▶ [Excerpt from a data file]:
------

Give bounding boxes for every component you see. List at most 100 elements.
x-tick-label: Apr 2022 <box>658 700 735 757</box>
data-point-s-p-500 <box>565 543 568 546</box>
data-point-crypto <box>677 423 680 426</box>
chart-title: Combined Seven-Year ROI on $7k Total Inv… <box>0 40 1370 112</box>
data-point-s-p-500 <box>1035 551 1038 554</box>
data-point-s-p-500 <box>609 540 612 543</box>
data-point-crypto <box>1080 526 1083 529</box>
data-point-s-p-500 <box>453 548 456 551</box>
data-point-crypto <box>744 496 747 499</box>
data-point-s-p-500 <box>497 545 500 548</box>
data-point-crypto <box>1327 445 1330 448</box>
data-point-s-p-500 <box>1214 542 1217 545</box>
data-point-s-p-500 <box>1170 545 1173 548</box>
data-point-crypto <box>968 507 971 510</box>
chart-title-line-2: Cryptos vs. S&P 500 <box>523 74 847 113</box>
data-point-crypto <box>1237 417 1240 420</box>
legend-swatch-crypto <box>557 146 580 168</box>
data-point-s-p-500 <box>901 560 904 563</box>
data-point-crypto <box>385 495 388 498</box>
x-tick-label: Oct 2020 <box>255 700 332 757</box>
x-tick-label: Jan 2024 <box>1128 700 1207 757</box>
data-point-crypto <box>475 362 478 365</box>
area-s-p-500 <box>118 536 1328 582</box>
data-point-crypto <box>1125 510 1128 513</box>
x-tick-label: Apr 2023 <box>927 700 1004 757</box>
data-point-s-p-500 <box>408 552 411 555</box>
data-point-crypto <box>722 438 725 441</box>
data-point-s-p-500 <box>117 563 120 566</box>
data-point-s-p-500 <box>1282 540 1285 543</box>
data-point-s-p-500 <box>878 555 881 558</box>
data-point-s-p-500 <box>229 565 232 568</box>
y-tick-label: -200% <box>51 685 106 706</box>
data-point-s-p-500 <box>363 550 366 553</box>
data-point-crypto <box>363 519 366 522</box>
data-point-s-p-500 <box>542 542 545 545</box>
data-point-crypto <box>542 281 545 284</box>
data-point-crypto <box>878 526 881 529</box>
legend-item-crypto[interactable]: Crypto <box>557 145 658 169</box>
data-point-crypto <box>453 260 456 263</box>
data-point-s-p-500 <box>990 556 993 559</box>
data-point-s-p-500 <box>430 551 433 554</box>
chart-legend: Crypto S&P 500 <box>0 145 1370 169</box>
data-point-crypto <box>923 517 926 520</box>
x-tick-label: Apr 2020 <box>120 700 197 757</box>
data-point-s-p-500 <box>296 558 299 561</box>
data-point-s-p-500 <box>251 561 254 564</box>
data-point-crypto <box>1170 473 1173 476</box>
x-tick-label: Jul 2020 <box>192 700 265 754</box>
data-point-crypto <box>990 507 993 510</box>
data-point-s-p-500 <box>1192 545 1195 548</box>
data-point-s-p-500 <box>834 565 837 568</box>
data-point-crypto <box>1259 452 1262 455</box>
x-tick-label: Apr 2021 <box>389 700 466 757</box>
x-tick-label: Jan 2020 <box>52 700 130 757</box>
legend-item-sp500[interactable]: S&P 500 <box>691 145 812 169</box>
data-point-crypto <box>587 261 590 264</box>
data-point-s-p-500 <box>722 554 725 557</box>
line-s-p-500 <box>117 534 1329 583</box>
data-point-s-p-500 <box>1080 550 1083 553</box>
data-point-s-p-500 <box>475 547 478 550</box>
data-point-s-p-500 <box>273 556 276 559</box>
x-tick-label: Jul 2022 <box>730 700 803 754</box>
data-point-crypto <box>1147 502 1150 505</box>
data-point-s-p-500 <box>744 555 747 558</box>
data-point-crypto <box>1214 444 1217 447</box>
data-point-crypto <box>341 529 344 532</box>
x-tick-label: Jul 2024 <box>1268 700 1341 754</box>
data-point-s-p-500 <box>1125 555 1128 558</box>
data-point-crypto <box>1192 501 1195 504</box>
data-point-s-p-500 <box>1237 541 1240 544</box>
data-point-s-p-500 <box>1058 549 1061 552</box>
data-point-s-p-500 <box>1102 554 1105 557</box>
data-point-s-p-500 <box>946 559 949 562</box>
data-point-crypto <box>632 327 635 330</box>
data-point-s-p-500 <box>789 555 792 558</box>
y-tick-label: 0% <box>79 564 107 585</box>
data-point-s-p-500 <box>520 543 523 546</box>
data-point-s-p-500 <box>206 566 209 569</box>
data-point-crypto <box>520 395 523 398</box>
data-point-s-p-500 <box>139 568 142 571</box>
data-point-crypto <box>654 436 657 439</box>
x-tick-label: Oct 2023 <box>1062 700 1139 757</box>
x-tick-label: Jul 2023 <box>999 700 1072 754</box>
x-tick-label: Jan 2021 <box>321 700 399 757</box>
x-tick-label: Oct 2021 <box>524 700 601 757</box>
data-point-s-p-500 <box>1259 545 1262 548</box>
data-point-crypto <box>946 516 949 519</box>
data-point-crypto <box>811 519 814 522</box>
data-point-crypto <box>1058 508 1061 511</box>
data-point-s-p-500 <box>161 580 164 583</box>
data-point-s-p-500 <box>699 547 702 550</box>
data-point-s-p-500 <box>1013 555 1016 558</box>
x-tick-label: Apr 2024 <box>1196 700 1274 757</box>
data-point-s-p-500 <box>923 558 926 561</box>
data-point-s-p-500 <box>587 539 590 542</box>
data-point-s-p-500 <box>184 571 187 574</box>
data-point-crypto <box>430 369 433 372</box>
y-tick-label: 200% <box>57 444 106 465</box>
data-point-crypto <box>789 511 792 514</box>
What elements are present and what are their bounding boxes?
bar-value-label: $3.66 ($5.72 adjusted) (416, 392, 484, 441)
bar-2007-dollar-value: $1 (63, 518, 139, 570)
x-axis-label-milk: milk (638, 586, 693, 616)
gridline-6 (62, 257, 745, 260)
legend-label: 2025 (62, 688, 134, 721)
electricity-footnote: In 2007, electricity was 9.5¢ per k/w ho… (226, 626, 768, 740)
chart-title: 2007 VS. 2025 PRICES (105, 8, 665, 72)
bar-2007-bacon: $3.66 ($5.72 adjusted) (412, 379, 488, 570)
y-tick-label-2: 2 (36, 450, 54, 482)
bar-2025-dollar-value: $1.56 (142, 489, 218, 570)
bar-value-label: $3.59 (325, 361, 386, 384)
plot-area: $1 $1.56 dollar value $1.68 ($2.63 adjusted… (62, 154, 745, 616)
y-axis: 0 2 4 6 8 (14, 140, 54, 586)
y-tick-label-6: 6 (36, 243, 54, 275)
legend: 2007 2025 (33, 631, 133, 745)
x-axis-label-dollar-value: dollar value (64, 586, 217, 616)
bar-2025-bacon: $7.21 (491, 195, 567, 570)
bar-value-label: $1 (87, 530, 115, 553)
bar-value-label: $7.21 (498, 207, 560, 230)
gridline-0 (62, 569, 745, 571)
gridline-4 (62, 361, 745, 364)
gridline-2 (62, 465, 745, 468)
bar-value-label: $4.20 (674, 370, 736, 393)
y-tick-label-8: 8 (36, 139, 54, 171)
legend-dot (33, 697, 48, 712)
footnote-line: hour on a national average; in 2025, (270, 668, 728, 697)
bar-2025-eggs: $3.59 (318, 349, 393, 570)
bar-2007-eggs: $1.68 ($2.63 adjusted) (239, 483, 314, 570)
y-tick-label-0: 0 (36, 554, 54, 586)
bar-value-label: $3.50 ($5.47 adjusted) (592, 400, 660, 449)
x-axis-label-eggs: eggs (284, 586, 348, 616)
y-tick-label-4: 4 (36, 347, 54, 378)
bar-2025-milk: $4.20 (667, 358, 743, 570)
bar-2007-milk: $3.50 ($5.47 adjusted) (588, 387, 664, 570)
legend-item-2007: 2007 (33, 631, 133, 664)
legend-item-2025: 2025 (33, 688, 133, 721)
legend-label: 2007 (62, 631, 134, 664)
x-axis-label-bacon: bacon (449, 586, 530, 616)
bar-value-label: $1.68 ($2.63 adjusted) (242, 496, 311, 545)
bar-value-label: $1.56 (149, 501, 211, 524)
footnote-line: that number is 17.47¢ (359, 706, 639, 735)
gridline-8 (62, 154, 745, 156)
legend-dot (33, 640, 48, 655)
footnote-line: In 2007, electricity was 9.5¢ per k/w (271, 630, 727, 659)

------

▶ [Prompt]:
Output the records from the start through the line containing "data-point-s-p-500 <box>453 548 456 551</box>" as a Markdown table with the columns Row and Entry, one numbered row per line, leaving out blank lines.

▶ [Solution for this exercise]:
| Row | Entry |
|---|---|
| 1 | Give bounding boxes for every component you see. List at most 100 elements. |
| 2 | x-tick-label: Apr 2022 <box>658 700 735 757</box> |
| 3 | data-point-s-p-500 <box>565 543 568 546</box> |
| 4 | data-point-crypto <box>677 423 680 426</box> |
| 5 | chart-title: Combined Seven-Year ROI on $7k Total Inv… <box>0 40 1370 112</box> |
| 6 | data-point-s-p-500 <box>1035 551 1038 554</box> |
| 7 | data-point-s-p-500 <box>609 540 612 543</box> |
| 8 | data-point-crypto <box>1080 526 1083 529</box> |
| 9 | data-point-s-p-500 <box>453 548 456 551</box> |